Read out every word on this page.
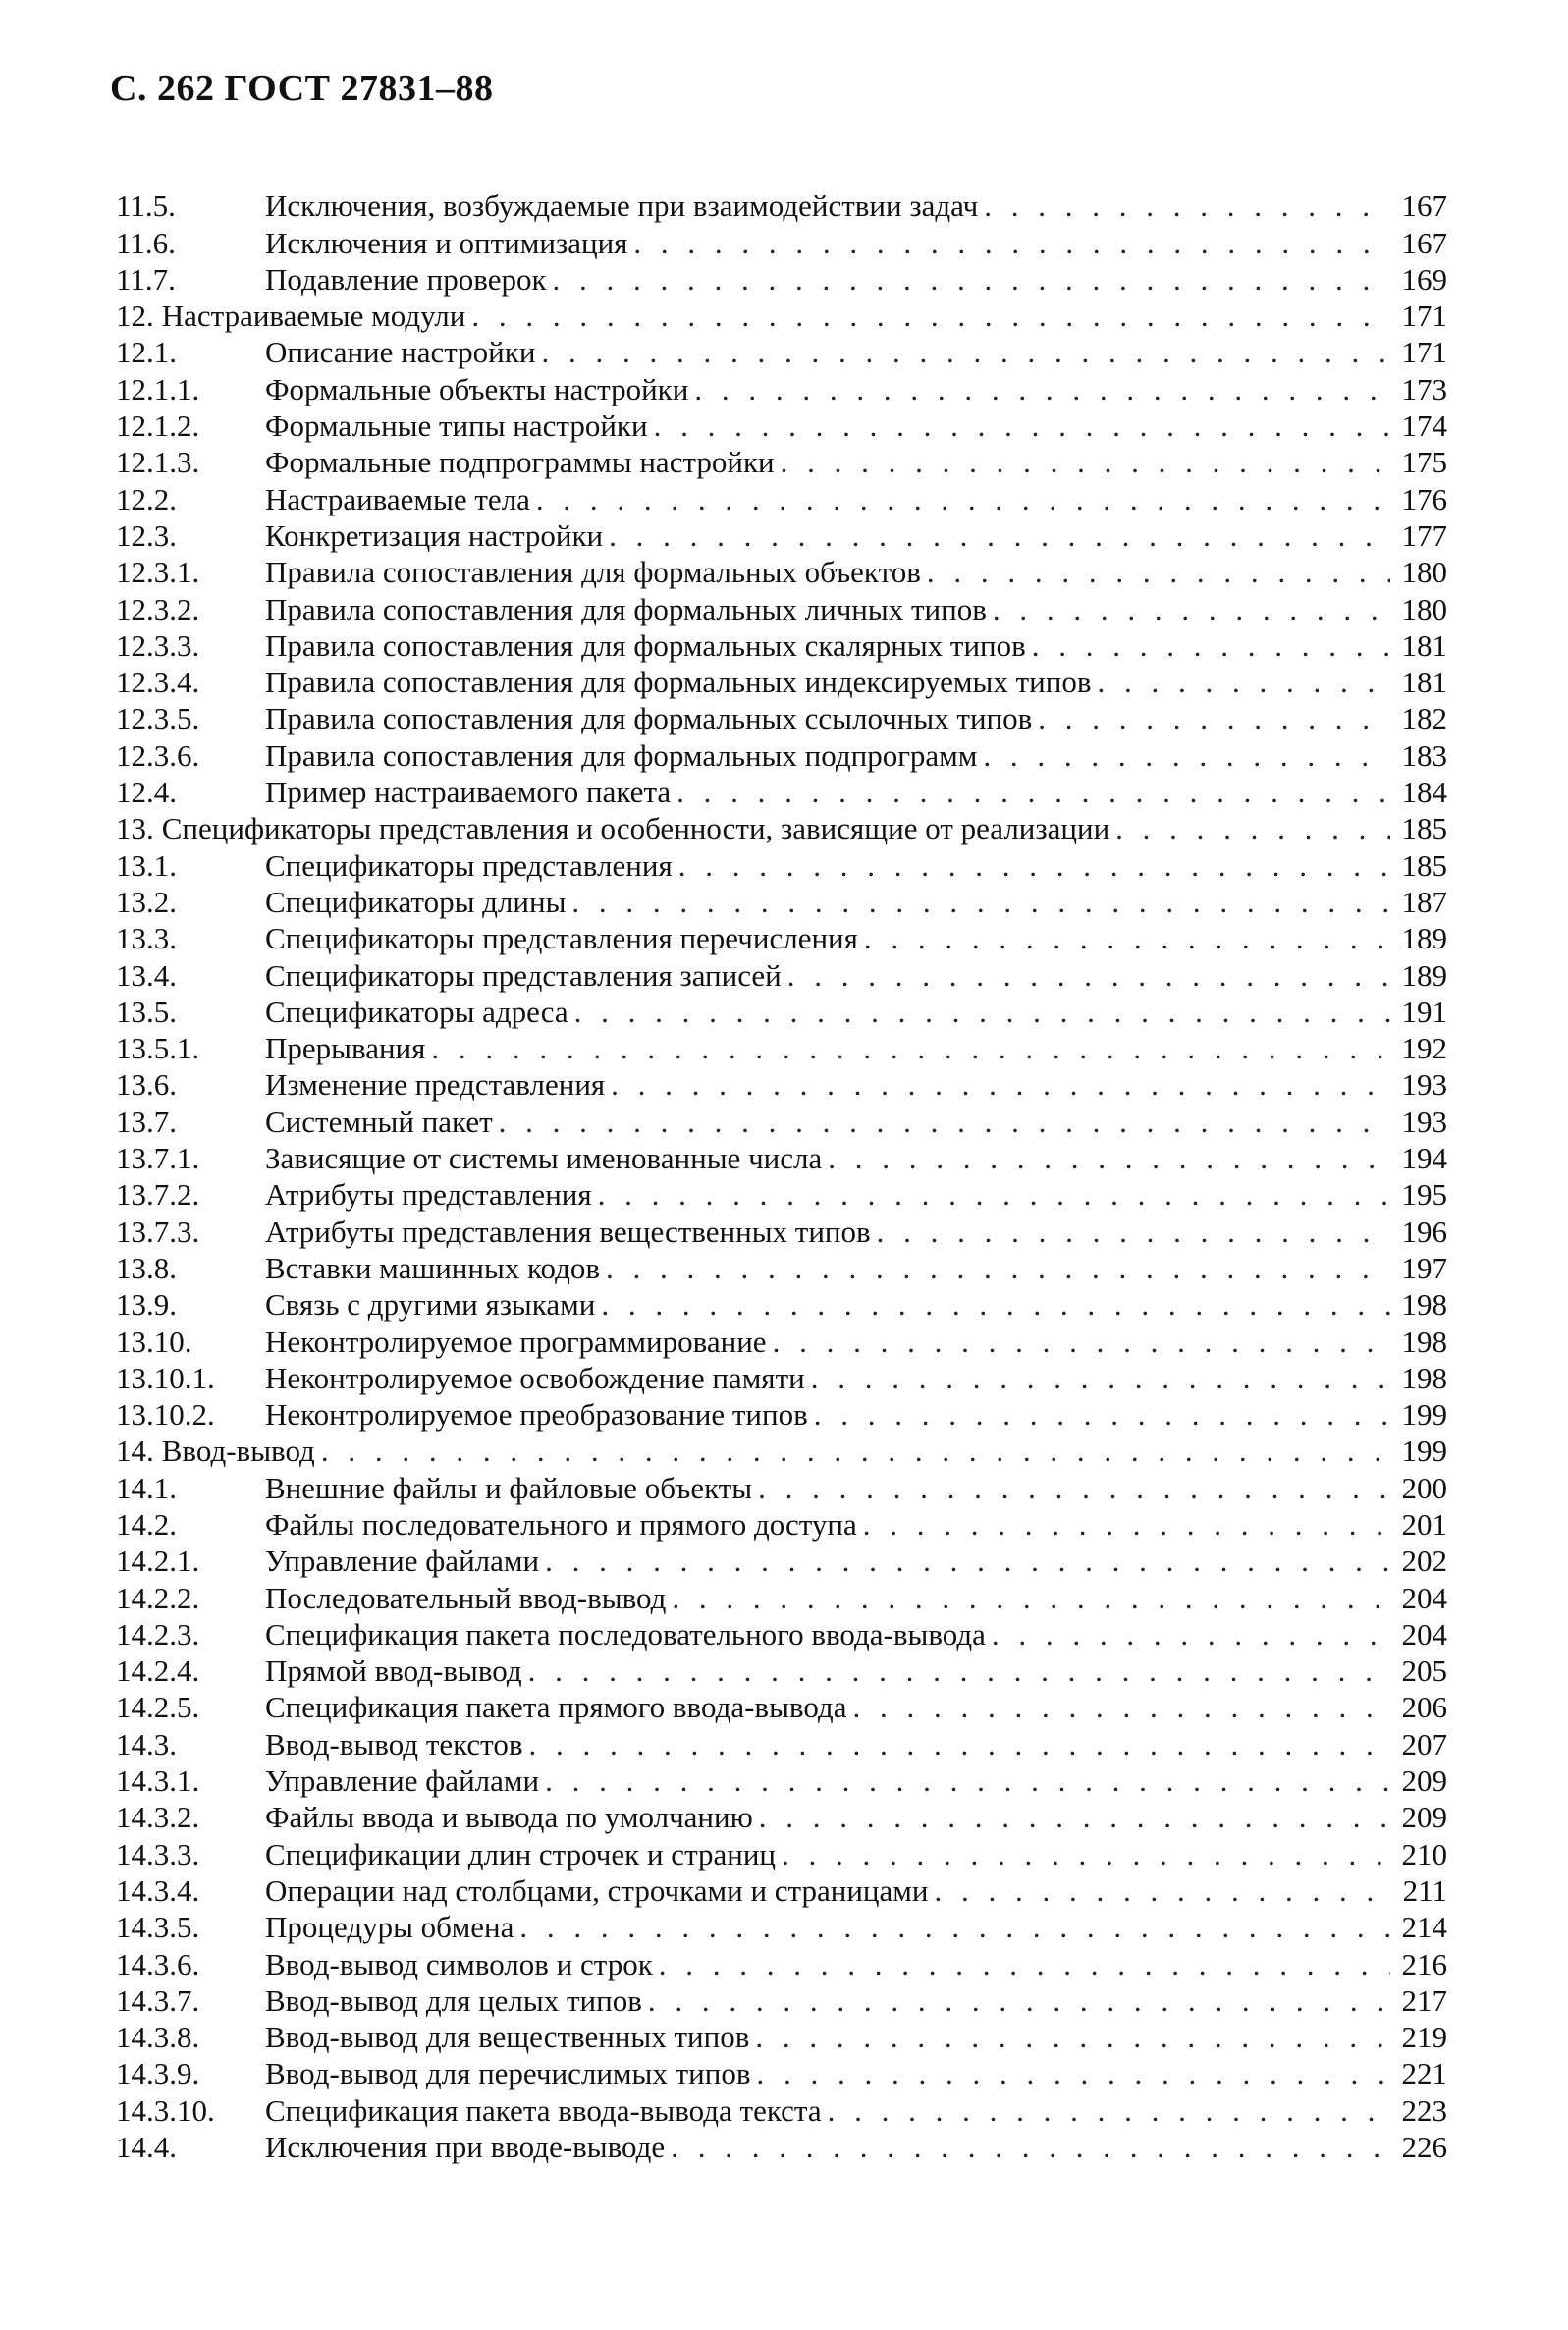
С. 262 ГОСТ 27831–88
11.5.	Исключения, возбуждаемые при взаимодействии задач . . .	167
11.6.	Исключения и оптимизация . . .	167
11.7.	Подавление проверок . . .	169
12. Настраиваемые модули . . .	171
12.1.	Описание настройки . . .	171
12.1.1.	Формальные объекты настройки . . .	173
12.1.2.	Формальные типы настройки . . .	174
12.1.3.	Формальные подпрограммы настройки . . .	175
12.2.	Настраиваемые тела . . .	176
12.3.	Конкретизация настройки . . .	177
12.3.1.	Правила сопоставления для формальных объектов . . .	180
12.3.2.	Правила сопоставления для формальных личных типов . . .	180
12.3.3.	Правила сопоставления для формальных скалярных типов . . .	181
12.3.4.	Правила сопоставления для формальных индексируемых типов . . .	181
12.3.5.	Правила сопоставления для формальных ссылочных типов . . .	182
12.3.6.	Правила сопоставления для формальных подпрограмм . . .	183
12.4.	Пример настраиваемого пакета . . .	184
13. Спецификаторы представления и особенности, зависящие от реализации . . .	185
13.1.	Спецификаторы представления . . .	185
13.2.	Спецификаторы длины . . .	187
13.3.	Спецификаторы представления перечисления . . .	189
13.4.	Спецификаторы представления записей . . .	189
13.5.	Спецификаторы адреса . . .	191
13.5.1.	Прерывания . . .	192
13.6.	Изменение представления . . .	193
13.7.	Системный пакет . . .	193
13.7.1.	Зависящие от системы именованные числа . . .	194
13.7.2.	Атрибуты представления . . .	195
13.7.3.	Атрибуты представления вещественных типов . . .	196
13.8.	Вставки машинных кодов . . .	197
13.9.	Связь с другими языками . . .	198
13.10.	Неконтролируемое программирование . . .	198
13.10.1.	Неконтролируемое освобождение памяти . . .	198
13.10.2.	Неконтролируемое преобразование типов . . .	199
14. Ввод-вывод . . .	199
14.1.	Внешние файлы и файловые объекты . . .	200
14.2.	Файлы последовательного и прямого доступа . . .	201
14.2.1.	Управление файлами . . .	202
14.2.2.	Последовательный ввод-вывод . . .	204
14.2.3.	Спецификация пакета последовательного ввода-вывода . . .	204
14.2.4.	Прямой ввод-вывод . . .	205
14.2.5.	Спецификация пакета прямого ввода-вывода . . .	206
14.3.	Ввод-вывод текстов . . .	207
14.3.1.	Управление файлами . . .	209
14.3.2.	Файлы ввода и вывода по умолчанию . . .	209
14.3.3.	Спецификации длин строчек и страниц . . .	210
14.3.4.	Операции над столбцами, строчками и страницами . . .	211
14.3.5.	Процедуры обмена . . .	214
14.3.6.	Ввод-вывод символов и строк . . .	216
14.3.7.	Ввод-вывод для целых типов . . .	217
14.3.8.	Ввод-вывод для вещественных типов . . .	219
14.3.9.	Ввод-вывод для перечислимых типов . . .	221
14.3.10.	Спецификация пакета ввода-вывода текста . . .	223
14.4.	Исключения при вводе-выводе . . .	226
----------
Task to complete =>
Quote the records above exactly, leaving out any pictures.

Solution to this problem =>
Read out every word on this page.
С. 262 ГОСТ 27831–88
11.5.	Исключения, возбуждаемые при взаимодействии задач . . .	167
11.6.	Исключения и оптимизация . . .	167
11.7.	Подавление проверок . . .	169
12. Настраиваемые модули . . .	171
12.1.	Описание настройки . . .	171
12.1.1.	Формальные объекты настройки . . .	173
12.1.2.	Формальные типы настройки . . .	174
12.1.3.	Формальные подпрограммы настройки . . .	175
12.2.	Настраиваемые тела . . .	176
12.3.	Конкретизация настройки . . .	177
12.3.1.	Правила сопоставления для формальных объектов . . .	180
12.3.2.	Правила сопоставления для формальных личных типов . . .	180
12.3.3.	Правила сопоставления для формальных скалярных типов . . .	181
12.3.4.	Правила сопоставления для формальных индексируемых типов . . .	181
12.3.5.	Правила сопоставления для формальных ссылочных типов . . .	182
12.3.6.	Правила сопоставления для формальных подпрограмм . . .	183
12.4.	Пример настраиваемого пакета . . .	184
13. Спецификаторы представления и особенности, зависящие от реализации . . .	185
13.1.	Спецификаторы представления . . .	185
13.2.	Спецификаторы длины . . .	187
13.3.	Спецификаторы представления перечисления . . .	189
13.4.	Спецификаторы представления записей . . .	189
13.5.	Спецификаторы адреса . . .	191
13.5.1.	Прерывания . . .	192
13.6.	Изменение представления . . .	193
13.7.	Системный пакет . . .	193
13.7.1.	Зависящие от системы именованные числа . . .	194
13.7.2.	Атрибуты представления . . .	195
13.7.3.	Атрибуты представления вещественных типов . . .	196
13.8.	Вставки машинных кодов . . .	197
13.9.	Связь с другими языками . . .	198
13.10.	Неконтролируемое программирование . . .	198
13.10.1.	Неконтролируемое освобождение памяти . . .	198
13.10.2.	Неконтролируемое преобразование типов . . .	199
14. Ввод-вывод . . .	199
14.1.	Внешние файлы и файловые объекты . . .	200
14.2.	Файлы последовательного и прямого доступа . . .	201
14.2.1.	Управление файлами . . .	202
14.2.2.	Последовательный ввод-вывод . . .	204
14.2.3.	Спецификация пакета последовательного ввода-вывода . . .	204
14.2.4.	Прямой ввод-вывод . . .	205
14.2.5.	Спецификация пакета прямого ввода-вывода . . .	206
14.3.	Ввод-вывод текстов . . .	207
14.3.1.	Управление файлами . . .	209
14.3.2.	Файлы ввода и вывода по умолчанию . . .	209
14.3.3.	Спецификации длин строчек и страниц . . .	210
14.3.4.	Операции над столбцами, строчками и страницами . . .	211
14.3.5.	Процедуры обмена . . .	214
14.3.6.	Ввод-вывод символов и строк . . .	216
14.3.7.	Ввод-вывод для целых типов . . .	217
14.3.8.	Ввод-вывод для вещественных типов . . .	219
14.3.9.	Ввод-вывод для перечислимых типов . . .	221
14.3.10.	Спецификация пакета ввода-вывода текста . . .	223
14.4.	Исключения при вводе-выводе . . .	226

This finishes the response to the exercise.